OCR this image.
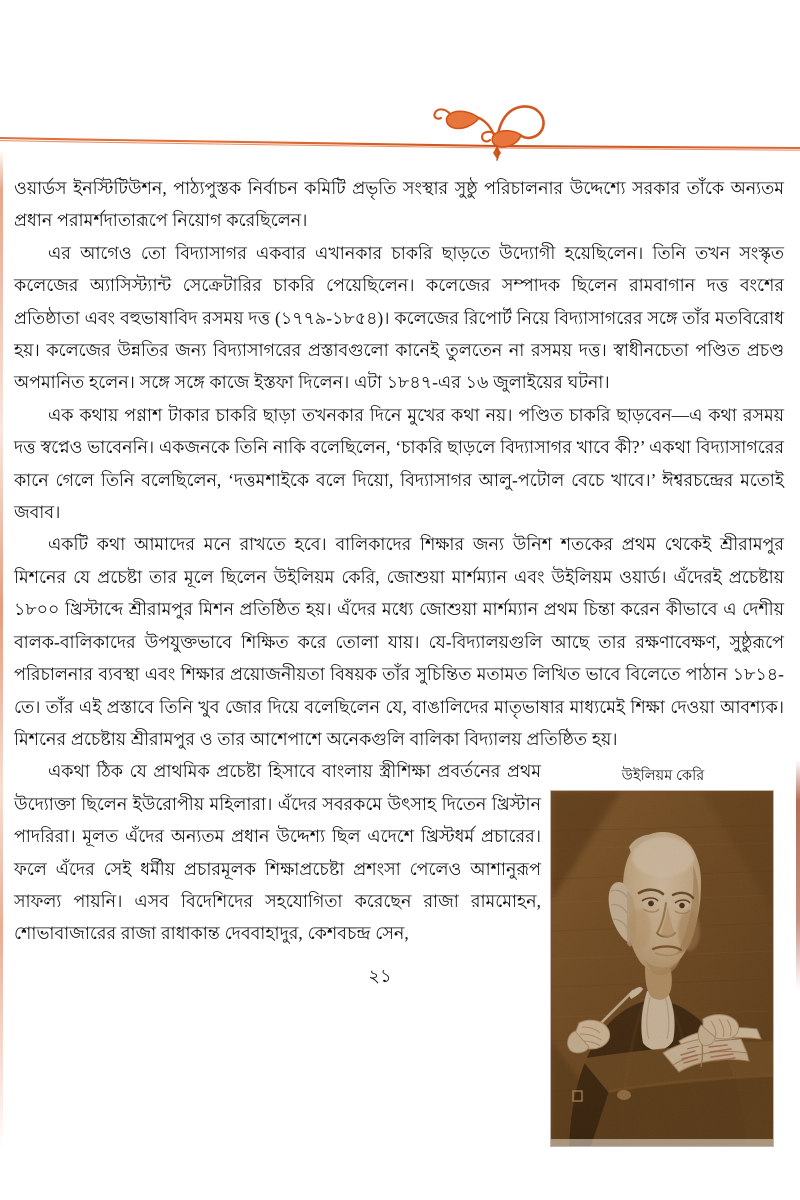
ওয়ার্ডস ইনস্টিটিউশন, পাঠ্যপুস্তক নির্বাচন কমিটি প্রভৃতি সংস্থার সুষ্ঠু পরিচালনার উদ্দেশ্যে সরকার তাঁকে অন্যতম প্রধান পরামর্শদাতারূপে নিয়োগ করেছিলেন।

এর আগেও তো বিদ্যাসাগর একবার এখানকার চাকরি ছাড়তে উদ্যোগী হয়েছিলেন। তিনি তখন সংস্কৃত কলেজের অ্যাসিস্ট্যান্ট সেক্রেটারির চাকরি পেয়েছিলেন। কলেজের সম্পাদক ছিলেন রামবাগান দত্ত বংশের প্রতিষ্ঠাতা এবং বহুভাষাবিদ রসময় দত্ত (১৭৭৯-১৮৫৪)। কলেজের রিপোর্ট নিয়ে বিদ্যাসাগরের সঙ্গে তাঁর মতবিরোধ হয়। কলেজের উন্নতির জন্য বিদ্যাসাগরের প্রস্তাবগুলো কানেই তুলতেন না রসময় দত্ত। স্বাধীনচেতা পণ্ডিত প্রচণ্ড অপমানিত হলেন। সঙ্গে সঙ্গে কাজে ইস্তফা দিলেন। এটা ১৮৪৭-এর ১৬ জুলাইয়ের ঘটনা।

এক কথায় পণ্ণাশ টাকার চাকরি ছাড়া তখনকার দিনে মুখের কথা নয়। পণ্ডিত চাকরি ছাড়বেন—এ কথা রসময় দত্ত স্বপ্নেও ভাবেননি। একজনকে তিনি নাকি বলেছিলেন, ‘চাকরি ছাড়লে বিদ্যাসাগর খাবে কী?’ একথা বিদ্যাসাগরের কানে গেলে তিনি বলেছিলেন, ‘দত্তমশাইকে বলে দিয়ো, বিদ্যাসাগর আলু-পটোল বেচে খাবে।’ ঈশ্বরচন্দ্রের মতোই জবাব।

একটি কথা আমাদের মনে রাখতে হবে। বালিকাদের শিক্ষার জন্য উনিশ শতকের প্রথম থেকেই শ্রীরামপুর মিশনের যে প্রচেষ্টা তার মূলে ছিলেন উইলিয়ম কেরি, জোশুয়া মার্শম্যান এবং উইলিয়ম ওয়ার্ড। এঁদেরই প্রচেষ্টায় ১৮০০ খ্রিস্টাব্দে শ্রীরামপুর মিশন প্রতিষ্ঠিত হয়। এঁদের মধ্যে জোশুয়া মার্শম্যান প্রথম চিন্তা করেন কীভাবে এ দেশীয় বালক-বালিকাদের উপযুক্তভাবে শিক্ষিত করে তোলা যায়। যে-বিদ্যালয়গুলি আছে তার রক্ষণাবেক্ষণ, সুষ্ঠুরূপে পরিচালনার ব্যবস্থা এবং শিক্ষার প্রয়োজনীয়তা বিষয়ক তাঁর সুচিন্তিত মতামত লিখিত ভাবে বিলেতে পাঠান ১৮১৪-তে। তাঁর এই প্রস্তাবে তিনি খুব জোর দিয়ে বলেছিলেন যে, বাঙালিদের মাতৃভাষার মাধ্যমেই শিক্ষা দেওয়া আবশ্যক। মিশনের প্রচেষ্টায় শ্রীরামপুর ও তার আশেপাশে অনেকগুলি বালিকা বিদ্যালয় প্রতিষ্ঠিত হয়।

একথা ঠিক যে প্রাথমিক প্রচেষ্টা হিসাবে বাংলায় স্ত্রীশিক্ষা প্রবর্তনের প্রথম উদ্যোক্তা ছিলেন ইউরোপীয় মহিলারা। এঁদের সবরকমে উৎসাহ দিতেন খ্রিস্টান পাদরিরা। মূলত এঁদের অন্যতম প্রধান উদ্দেশ্য ছিল এদেশে খ্রিস্টধর্ম প্রচারের। ফলে এঁদের সেই ধর্মীয় প্রচারমূলক শিক্ষাপ্রচেষ্টা প্রশংসা পেলেও আশানুরূপ সাফল্য পায়নি। এসব বিদেশিদের সহযোগিতা করেছেন রাজা রামমোহন, শোভাবাজারের রাজা রাধাকান্ত দেববাহাদুর, কেশবচন্দ্র সেন,

উইলিয়ম কেরি
২১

EXERCISE OBJECTIVE:
Write out all the records again, exactly, minus any pictures.

ANSWER TO THIS TASK:
OCR this image.
ওয়ার্ডস ইনস্টিটিউশন, পাঠ্যপুস্তক নির্বাচন কমিটি প্রভৃতি সংস্থার সুষ্ঠু পরিচালনার উদ্দেশ্যে সরকার তাঁকে অন্যতম প্রধান পরামর্শদাতারূপে নিয়োগ করেছিলেন।

এর আগেও তো বিদ্যাসাগর একবার এখানকার চাকরি ছাড়তে উদ্যোগী হয়েছিলেন। তিনি তখন সংস্কৃত কলেজের অ্যাসিস্ট্যান্ট সেক্রেটারির চাকরি পেয়েছিলেন। কলেজের সম্পাদক ছিলেন রামবাগান দত্ত বংশের প্রতিষ্ঠাতা এবং বহুভাষাবিদ রসময় দত্ত (১৭৭৯-১৮৫৪)। কলেজের রিপোর্ট নিয়ে বিদ্যাসাগরের সঙ্গে তাঁর মতবিরোধ হয়। কলেজের উন্নতির জন্য বিদ্যাসাগরের প্রস্তাবগুলো কানেই তুলতেন না রসময় দত্ত। স্বাধীনচেতা পণ্ডিত প্রচণ্ড অপমানিত হলেন। সঙ্গে সঙ্গে কাজে ইস্তফা দিলেন। এটা ১৮৪৭-এর ১৬ জুলাইয়ের ঘটনা।

এক কথায় পণ্ণাশ টাকার চাকরি ছাড়া তখনকার দিনে মুখের কথা নয়। পণ্ডিত চাকরি ছাড়বেন—এ কথা রসময় দত্ত স্বপ্নেও ভাবেননি। একজনকে তিনি নাকি বলেছিলেন, ‘চাকরি ছাড়লে বিদ্যাসাগর খাবে কী?’ একথা বিদ্যাসাগরের কানে গেলে তিনি বলেছিলেন, ‘দত্তমশাইকে বলে দিয়ো, বিদ্যাসাগর আলু-পটোল বেচে খাবে।’ ঈশ্বরচন্দ্রের মতোই জবাব।

একটি কথা আমাদের মনে রাখতে হবে। বালিকাদের শিক্ষার জন্য উনিশ শতকের প্রথম থেকেই শ্রীরামপুর মিশনের যে প্রচেষ্টা তার মূলে ছিলেন উইলিয়ম কেরি, জোশুয়া মার্শম্যান এবং উইলিয়ম ওয়ার্ড। এঁদেরই প্রচেষ্টায় ১৮০০ খ্রিস্টাব্দে শ্রীরামপুর মিশন প্রতিষ্ঠিত হয়। এঁদের মধ্যে জোশুয়া মার্শম্যান প্রথম চিন্তা করেন কীভাবে এ দেশীয় বালক-বালিকাদের উপযুক্তভাবে শিক্ষিত করে তোলা যায়। যে-বিদ্যালয়গুলি আছে তার রক্ষণাবেক্ষণ, সুষ্ঠুরূপে পরিচালনার ব্যবস্থা এবং শিক্ষার প্রয়োজনীয়তা বিষয়ক তাঁর সুচিন্তিত মতামত লিখিত ভাবে বিলেতে পাঠান ১৮১৪-তে। তাঁর এই প্রস্তাবে তিনি খুব জোর দিয়ে বলেছিলেন যে, বাঙালিদের মাতৃভাষার মাধ্যমেই শিক্ষা দেওয়া আবশ্যক। মিশনের প্রচেষ্টায় শ্রীরামপুর ও তার আশেপাশে অনেকগুলি বালিকা বিদ্যালয় প্রতিষ্ঠিত হয়।

একথা ঠিক যে প্রাথমিক প্রচেষ্টা হিসাবে বাংলায় স্ত্রীশিক্ষা প্রবর্তনের প্রথম উদ্যোক্তা ছিলেন ইউরোপীয় মহিলারা। এঁদের সবরকমে উৎসাহ দিতেন খ্রিস্টান পাদরিরা। মূলত এঁদের অন্যতম প্রধান উদ্দেশ্য ছিল এদেশে খ্রিস্টধর্ম প্রচারের। ফলে এঁদের সেই ধর্মীয় প্রচারমূলক শিক্ষাপ্রচেষ্টা প্রশংসা পেলেও আশানুরূপ সাফল্য পায়নি। এসব বিদেশিদের সহযোগিতা করেছেন রাজা রামমোহন, শোভাবাজারের রাজা রাধাকান্ত দেববাহাদুর, কেশবচন্দ্র সেন,

উইলিয়ম কেরি
২১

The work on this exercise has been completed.